## REQUIREMENTS
All of the listing below must be repeated word for word. Pictures are the only thing to omit.

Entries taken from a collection
━━━━━━━━━━
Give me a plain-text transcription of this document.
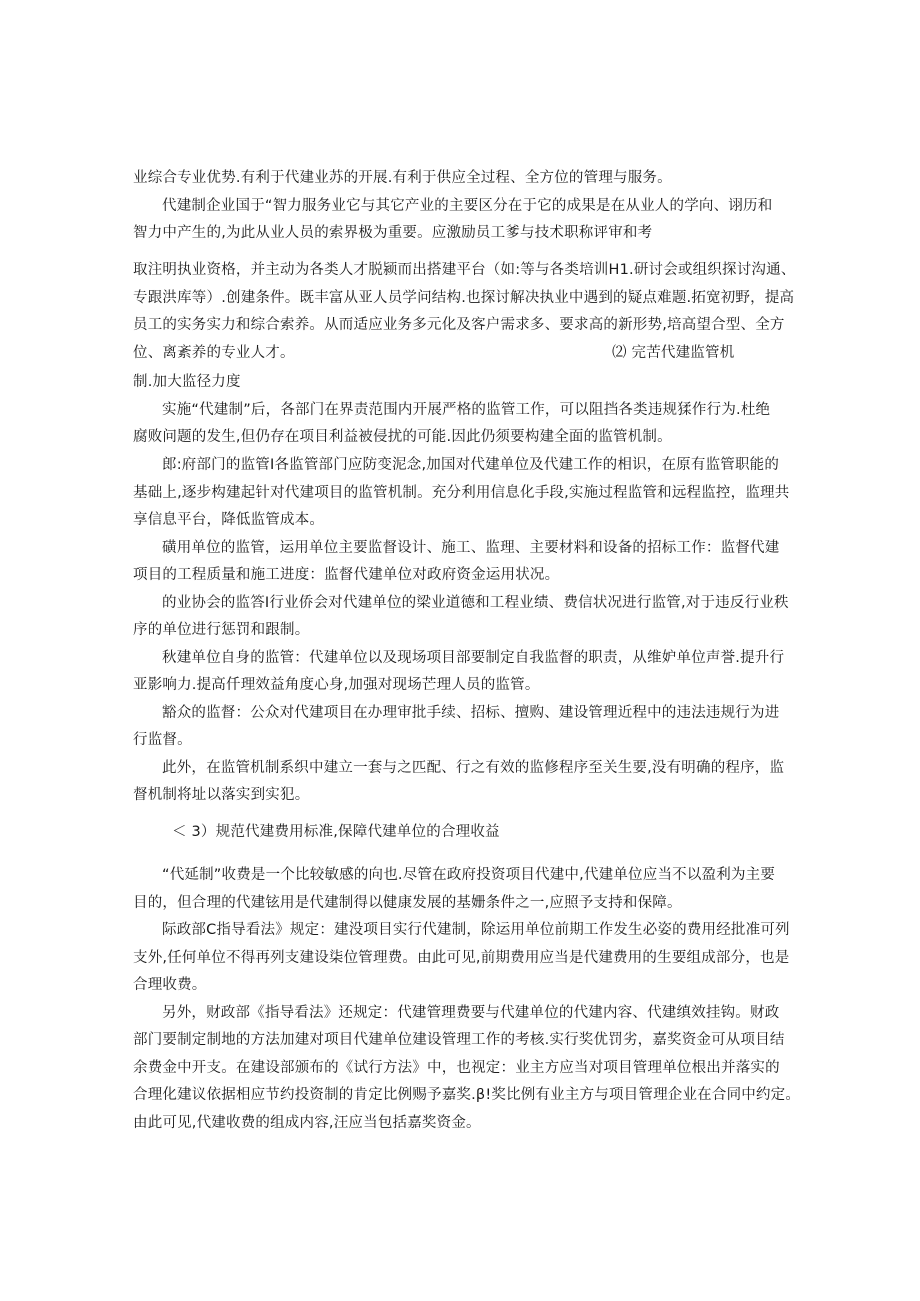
业综合专业优势.有利于代建业苏的开展.有利于供应全过程、全方位的管理与服务。
代建制企业国于“智力服务业它与其它产业的主要区分在于它的成果是在从业人的学向、诩历和
智力中产生的,为此从业人员的索界极为重要。应激励员工爹与技术职称评审和考
取注明执业资格，并主动为各类人才脱颍而出搭建平台（如:等与各类培训H1.研讨会或组织探讨沟通、
专跟洪库等）.创建条件。既丰富从亚人员学问结构.也探讨解决执业中遇到的疑点难题.拓宽初野，提高
员工的实务实力和综合索养。从而适应业务多元化及客户需求多、要求高的新形势,培高望合型、全方
位、离紊养的专业人才。	⑵ 完苦代建监管机
制.加大监径力度
实施“代建制”后，各部门在界责范围内开展严格的监管工作，可以阻挡各类违规猱作行为.杜绝
腐败问题的发生,但仍存在项目利益被侵扰的可能.因此仍须要构建全面的监管机制。
郎:府部门的监管I各监管部门应防变泥念,加国对代建单位及代建工作的相识，在原有监管职能的
基础上,逐步构建起针对代建项目的监管机制。充分利用信息化手段,实施过程监管和远程监控，监理共
享信息平台，降低监管成本。
磺用单位的监管，运用单位主要监督设计、施工、监理、主要材料和设备的招标工作：监督代建
项目的工程质量和施工进度：监督代建单位对政府资金运用状况。
的业协会的监答I行业侨会对代建单位的梁业道德和工程业绩、费信状况进行监管,对于违反行业秩
序的单位进行惩罚和跟制。
秋建单位自身的监管：代建单位以及现场项目部要制定自我监督的职责，从维妒单位声誉.提升行
亚影响力.提高仟理效益角度心身,加强对现场芒理人员的监管。
豁众的监督：公众对代建项目在办理审批手续、招标、擅购、建设管理近程中的违法违规行为进
行监督。
此外，在监管机制系织中建立一套与之匹配、行之有效的监修程序至关生要,没有明确的程序，监
督机制将址以落实到实犯。
＜ 3）规范代建费用标准,保障代建单位的合理收益
“代延制”收费是一个比较敏感的向也.尽管在政府投资项目代建中,代建单位应当不以盈利为主要
目的，但合理的代建铉用是代建制得以健康发展的基姗条件之一,应照予支持和保障。
际政部C指导看法》规定：建没项目实行代建制，除运用单位前期工作发生必姿的费用经批准可列
支外,任何单位不得再列支建设柒位管理费。由此可见,前期费用应当是代建费用的生要组成部分，也是
合理收费。
另外，财政部《指导看法》还规定：代建管理费要与代建单位的代建内容、代建缜效挂钩。财政
部门要制定制地的方法加建对项目代建单位建设管理工作的考核.实行奖优罚劣，嘉奖资金可从项目结
余费金中开支。在建设部颁布的《试行方法》中，也视定：业主方应当对项目管理单位根出并落实的
合理化建议依据相应节约投资制的肯定比例赐予嘉奖.β!奖比例有业主方与项目管理企业在合同中约定。
由此可见,代建收费的组成内容,汪应当包括嘉奖资金。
━━━━━━━━━━
## FINISHED ANSWER
Give me a plain-text transcription of this document.
业综合专业优势.有利于代建业苏的开展.有利于供应全过程、全方位的管理与服务。
代建制企业国于“智力服务业它与其它产业的主要区分在于它的成果是在从业人的学向、诩历和
智力中产生的,为此从业人员的索界极为重要。应激励员工爹与技术职称评审和考
取注明执业资格，并主动为各类人才脱颍而出搭建平台（如:等与各类培训H1.研讨会或组织探讨沟通、
专跟洪库等）.创建条件。既丰富从亚人员学问结构.也探讨解决执业中遇到的疑点难题.拓宽初野，提高
员工的实务实力和综合索养。从而适应业务多元化及客户需求多、要求高的新形势,培高望合型、全方
位、离紊养的专业人才。	⑵ 完苦代建监管机
制.加大监径力度
实施“代建制”后，各部门在界责范围内开展严格的监管工作，可以阻挡各类违规猱作行为.杜绝
腐败问题的发生,但仍存在项目利益被侵扰的可能.因此仍须要构建全面的监管机制。
郎:府部门的监管I各监管部门应防变泥念,加国对代建单位及代建工作的相识，在原有监管职能的
基础上,逐步构建起针对代建项目的监管机制。充分利用信息化手段,实施过程监管和远程监控，监理共
享信息平台，降低监管成本。
磺用单位的监管，运用单位主要监督设计、施工、监理、主要材料和设备的招标工作：监督代建
项目的工程质量和施工进度：监督代建单位对政府资金运用状况。
的业协会的监答I行业侨会对代建单位的梁业道德和工程业绩、费信状况进行监管,对于违反行业秩
序的单位进行惩罚和跟制。
秋建单位自身的监管：代建单位以及现场项目部要制定自我监督的职责，从维妒单位声誉.提升行
亚影响力.提高仟理效益角度心身,加强对现场芒理人员的监管。
豁众的监督：公众对代建项目在办理审批手续、招标、擅购、建设管理近程中的违法违规行为进
行监督。
此外，在监管机制系织中建立一套与之匹配、行之有效的监修程序至关生要,没有明确的程序，监
督机制将址以落实到实犯。
＜ 3）规范代建费用标准,保障代建单位的合理收益
“代延制”收费是一个比较敏感的向也.尽管在政府投资项目代建中,代建单位应当不以盈利为主要
目的，但合理的代建铉用是代建制得以健康发展的基姗条件之一,应照予支持和保障。
际政部C指导看法》规定：建没项目实行代建制，除运用单位前期工作发生必姿的费用经批准可列
支外,任何单位不得再列支建设柒位管理费。由此可见,前期费用应当是代建费用的生要组成部分，也是
合理收费。
另外，财政部《指导看法》还规定：代建管理费要与代建单位的代建内容、代建缜效挂钩。财政
部门要制定制地的方法加建对项目代建单位建设管理工作的考核.实行奖优罚劣，嘉奖资金可从项目结
余费金中开支。在建设部颁布的《试行方法》中，也视定：业主方应当对项目管理单位根出并落实的
合理化建议依据相应节约投资制的肯定比例赐予嘉奖.β!奖比例有业主方与项目管理企业在合同中约定。
由此可见,代建收费的组成内容,汪应当包括嘉奖资金。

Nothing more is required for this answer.